Requirement: Quote the data below in full, please, without altering anything.

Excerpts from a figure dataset

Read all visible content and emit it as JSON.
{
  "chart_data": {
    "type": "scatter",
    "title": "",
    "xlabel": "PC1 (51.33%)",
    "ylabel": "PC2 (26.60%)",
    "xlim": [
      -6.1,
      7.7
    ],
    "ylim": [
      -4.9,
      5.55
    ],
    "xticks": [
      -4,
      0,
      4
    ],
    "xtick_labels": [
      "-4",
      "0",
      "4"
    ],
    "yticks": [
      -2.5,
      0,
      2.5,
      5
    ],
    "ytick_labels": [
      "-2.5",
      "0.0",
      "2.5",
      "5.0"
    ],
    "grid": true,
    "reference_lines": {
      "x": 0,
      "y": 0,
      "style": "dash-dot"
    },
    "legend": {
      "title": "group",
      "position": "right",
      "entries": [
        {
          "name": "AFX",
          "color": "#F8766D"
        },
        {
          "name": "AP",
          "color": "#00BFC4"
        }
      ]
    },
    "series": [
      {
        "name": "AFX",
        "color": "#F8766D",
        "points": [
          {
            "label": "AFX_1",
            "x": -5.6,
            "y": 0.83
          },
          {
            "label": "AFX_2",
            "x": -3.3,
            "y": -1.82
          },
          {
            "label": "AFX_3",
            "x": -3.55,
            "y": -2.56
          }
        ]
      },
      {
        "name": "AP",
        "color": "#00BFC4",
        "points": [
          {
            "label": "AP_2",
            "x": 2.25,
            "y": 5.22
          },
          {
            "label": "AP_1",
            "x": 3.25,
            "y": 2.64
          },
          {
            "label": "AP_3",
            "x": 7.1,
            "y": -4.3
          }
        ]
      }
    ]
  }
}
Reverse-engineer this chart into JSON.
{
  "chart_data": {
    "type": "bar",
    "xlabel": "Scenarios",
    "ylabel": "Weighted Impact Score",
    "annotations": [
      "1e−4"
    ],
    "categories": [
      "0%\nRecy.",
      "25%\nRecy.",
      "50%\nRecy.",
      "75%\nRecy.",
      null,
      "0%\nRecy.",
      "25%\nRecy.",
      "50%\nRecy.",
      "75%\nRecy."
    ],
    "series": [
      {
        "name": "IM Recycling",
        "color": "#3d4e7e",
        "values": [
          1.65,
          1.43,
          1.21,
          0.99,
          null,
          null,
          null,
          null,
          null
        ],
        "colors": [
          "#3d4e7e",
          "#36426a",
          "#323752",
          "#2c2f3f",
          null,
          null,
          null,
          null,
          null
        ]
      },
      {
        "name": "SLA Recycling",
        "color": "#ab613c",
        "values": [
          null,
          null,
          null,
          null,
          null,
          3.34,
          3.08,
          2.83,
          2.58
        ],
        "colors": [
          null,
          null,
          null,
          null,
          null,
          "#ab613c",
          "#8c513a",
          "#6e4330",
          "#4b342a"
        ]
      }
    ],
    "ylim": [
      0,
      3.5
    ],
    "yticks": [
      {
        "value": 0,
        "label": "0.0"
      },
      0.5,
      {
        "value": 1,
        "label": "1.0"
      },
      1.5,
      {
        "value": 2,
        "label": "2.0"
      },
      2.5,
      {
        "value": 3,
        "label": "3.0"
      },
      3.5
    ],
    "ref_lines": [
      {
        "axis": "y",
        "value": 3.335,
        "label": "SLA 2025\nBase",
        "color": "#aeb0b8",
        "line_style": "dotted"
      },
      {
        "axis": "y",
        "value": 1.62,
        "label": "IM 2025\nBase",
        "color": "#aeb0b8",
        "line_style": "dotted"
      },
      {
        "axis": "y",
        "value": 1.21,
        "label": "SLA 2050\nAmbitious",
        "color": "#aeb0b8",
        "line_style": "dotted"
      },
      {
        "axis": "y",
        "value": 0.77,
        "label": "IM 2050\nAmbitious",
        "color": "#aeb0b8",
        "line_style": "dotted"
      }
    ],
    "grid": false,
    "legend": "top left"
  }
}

Task output:
Read all visible content and emit it as JSON.
{
  "chart_data": {
    "type": "scatter",
    "title": "",
    "xlabel": "PC1 (51.33%)",
    "ylabel": "PC2 (26.60%)",
    "xlim": [
      -6.1,
      7.7
    ],
    "ylim": [
      -4.9,
      5.55
    ],
    "xticks": [
      -4,
      0,
      4
    ],
    "xtick_labels": [
      "-4",
      "0",
      "4"
    ],
    "yticks": [
      -2.5,
      0,
      2.5,
      5
    ],
    "ytick_labels": [
      "-2.5",
      "0.0",
      "2.5",
      "5.0"
    ],
    "grid": true,
    "reference_lines": {
      "x": 0,
      "y": 0,
      "style": "dash-dot"
    },
    "legend": {
      "title": "group",
      "position": "right",
      "entries": [
        {
          "name": "AFX",
          "color": "#F8766D"
        },
        {
          "name": "AP",
          "color": "#00BFC4"
        }
      ]
    },
    "series": [
      {
        "name": "AFX",
        "color": "#F8766D",
        "points": [
          {
            "label": "AFX_1",
            "x": -5.6,
            "y": 0.83
          },
          {
            "label": "AFX_2",
            "x": -3.3,
            "y": -1.82
          },
          {
            "label": "AFX_3",
            "x": -3.55,
            "y": -2.56
          }
        ]
      },
      {
        "name": "AP",
        "color": "#00BFC4",
        "points": [
          {
            "label": "AP_2",
            "x": 2.25,
            "y": 5.22
          },
          {
            "label": "AP_1",
            "x": 3.25,
            "y": 2.64
          },
          {
            "label": "AP_3",
            "x": 7.1,
            "y": -4.3
          }
        ]
      }
    ]
  }
}
Reverse-engineer this chart into JSON.
{
  "chart_data": {
    "type": "bar",
    "xlabel": "Scenarios",
    "ylabel": "Weighted Impact Score",
    "annotations": [
      "1e−4"
    ],
    "categories": [
      "0%\nRecy.",
      "25%\nRecy.",
      "50%\nRecy.",
      "75%\nRecy.",
      null,
      "0%\nRecy.",
      "25%\nRecy.",
      "50%\nRecy.",
      "75%\nRecy."
    ],
    "series": [
      {
        "name": "IM Recycling",
        "color": "#3d4e7e",
        "values": [
          1.65,
          1.43,
          1.21,
          0.99,
          null,
          null,
          null,
          null,
          null
        ],
        "colors": [
          "#3d4e7e",
          "#36426a",
          "#323752",
          "#2c2f3f",
          null,
          null,
          null,
          null,
          null
        ]
      },
      {
        "name": "SLA Recycling",
        "color": "#ab613c",
        "values": [
          null,
          null,
          null,
          null,
          null,
          3.34,
          3.08,
          2.83,
          2.58
        ],
        "colors": [
          null,
          null,
          null,
          null,
          null,
          "#ab613c",
          "#8c513a",
          "#6e4330",
          "#4b342a"
        ]
      }
    ],
    "ylim": [
      0,
      3.5
    ],
    "yticks": [
      {
        "value": 0,
        "label": "0.0"
      },
      0.5,
      {
        "value": 1,
        "label": "1.0"
      },
      1.5,
      {
        "value": 2,
        "label": "2.0"
      },
      2.5,
      {
        "value": 3,
        "label": "3.0"
      },
      3.5
    ],
    "ref_lines": [
      {
        "axis": "y",
        "value": 3.335,
        "label": "SLA 2025\nBase",
        "color": "#aeb0b8",
        "line_style": "dotted"
      },
      {
        "axis": "y",
        "value": 1.62,
        "label": "IM 2025\nBase",
        "color": "#aeb0b8",
        "line_style": "dotted"
      },
      {
        "axis": "y",
        "value": 1.21,
        "label": "SLA 2050\nAmbitious",
        "color": "#aeb0b8",
        "line_style": "dotted"
      },
      {
        "axis": "y",
        "value": 0.77,
        "label": "IM 2050\nAmbitious",
        "color": "#aeb0b8",
        "line_style": "dotted"
      }
    ],
    "grid": false,
    "legend": "top left"
  }
}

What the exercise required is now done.